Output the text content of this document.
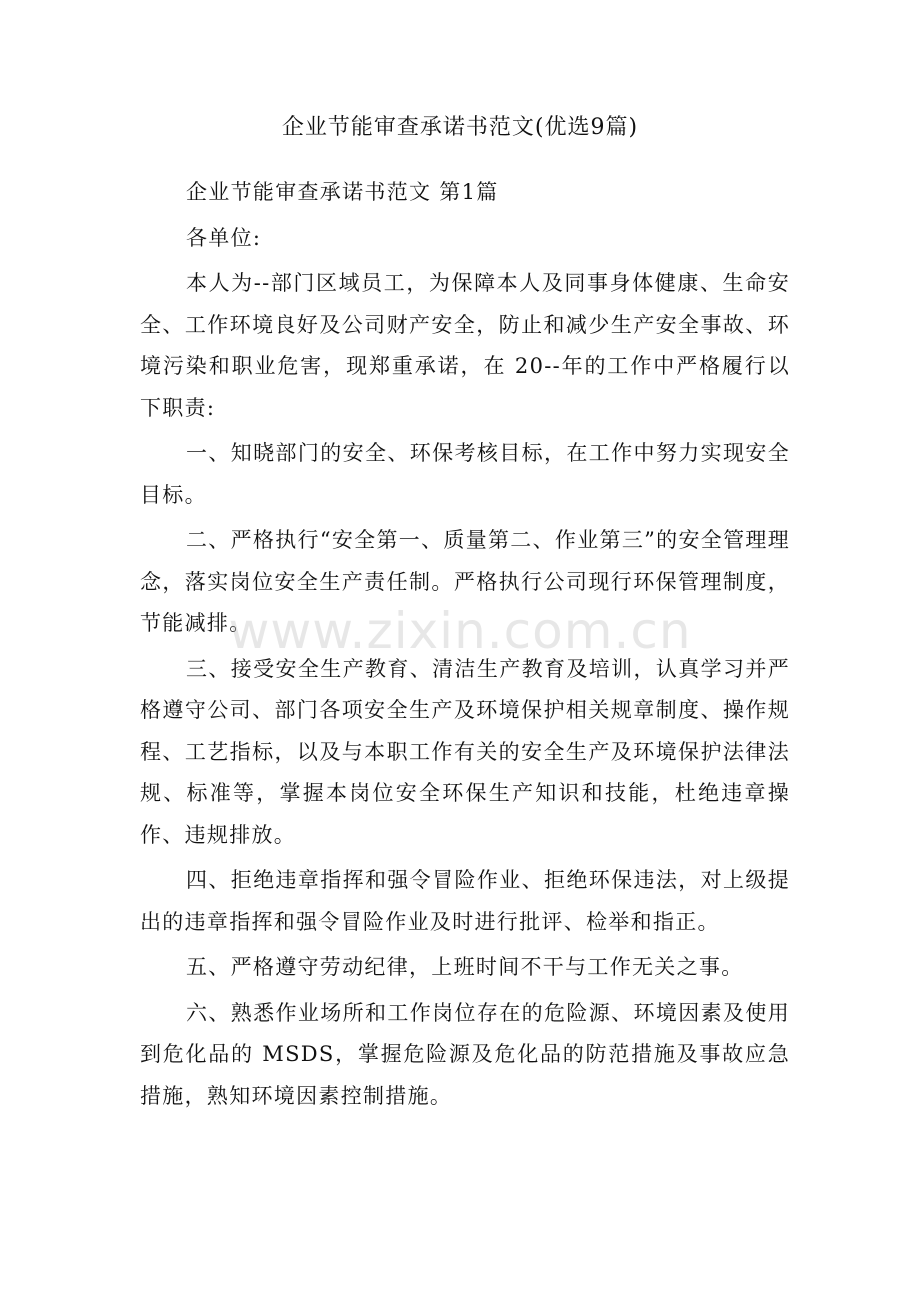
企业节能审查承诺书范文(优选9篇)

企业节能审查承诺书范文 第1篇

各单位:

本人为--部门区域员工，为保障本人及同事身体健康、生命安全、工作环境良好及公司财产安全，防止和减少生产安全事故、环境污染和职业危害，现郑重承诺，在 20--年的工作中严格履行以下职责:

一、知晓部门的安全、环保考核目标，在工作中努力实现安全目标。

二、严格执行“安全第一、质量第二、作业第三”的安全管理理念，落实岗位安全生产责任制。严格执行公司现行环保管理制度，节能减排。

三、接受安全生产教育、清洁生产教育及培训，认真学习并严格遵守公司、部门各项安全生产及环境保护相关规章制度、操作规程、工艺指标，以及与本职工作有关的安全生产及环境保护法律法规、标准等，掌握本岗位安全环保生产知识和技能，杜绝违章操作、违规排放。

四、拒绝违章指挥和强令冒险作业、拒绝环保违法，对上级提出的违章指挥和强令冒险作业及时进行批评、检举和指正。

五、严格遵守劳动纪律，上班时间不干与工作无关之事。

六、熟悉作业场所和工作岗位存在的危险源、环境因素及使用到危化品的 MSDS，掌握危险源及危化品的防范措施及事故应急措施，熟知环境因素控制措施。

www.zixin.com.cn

» **Direction**
Every entry must be written out exactly, with all pictures left out.

» **Answer below**
Output the text content of this document.
企业节能审查承诺书范文(优选9篇)

企业节能审查承诺书范文 第1篇

各单位:

本人为--部门区域员工，为保障本人及同事身体健康、生命安全、工作环境良好及公司财产安全，防止和减少生产安全事故、环境污染和职业危害，现郑重承诺，在 20--年的工作中严格履行以下职责:

一、知晓部门的安全、环保考核目标，在工作中努力实现安全目标。

二、严格执行“安全第一、质量第二、作业第三”的安全管理理念，落实岗位安全生产责任制。严格执行公司现行环保管理制度，节能减排。

三、接受安全生产教育、清洁生产教育及培训，认真学习并严格遵守公司、部门各项安全生产及环境保护相关规章制度、操作规程、工艺指标，以及与本职工作有关的安全生产及环境保护法律法规、标准等，掌握本岗位安全环保生产知识和技能，杜绝违章操作、违规排放。

四、拒绝违章指挥和强令冒险作业、拒绝环保违法，对上级提出的违章指挥和强令冒险作业及时进行批评、检举和指正。

五、严格遵守劳动纪律，上班时间不干与工作无关之事。

六、熟悉作业场所和工作岗位存在的危险源、环境因素及使用到危化品的 MSDS，掌握危险源及危化品的防范措施及事故应急措施，熟知环境因素控制措施。

www.zixin.com.cn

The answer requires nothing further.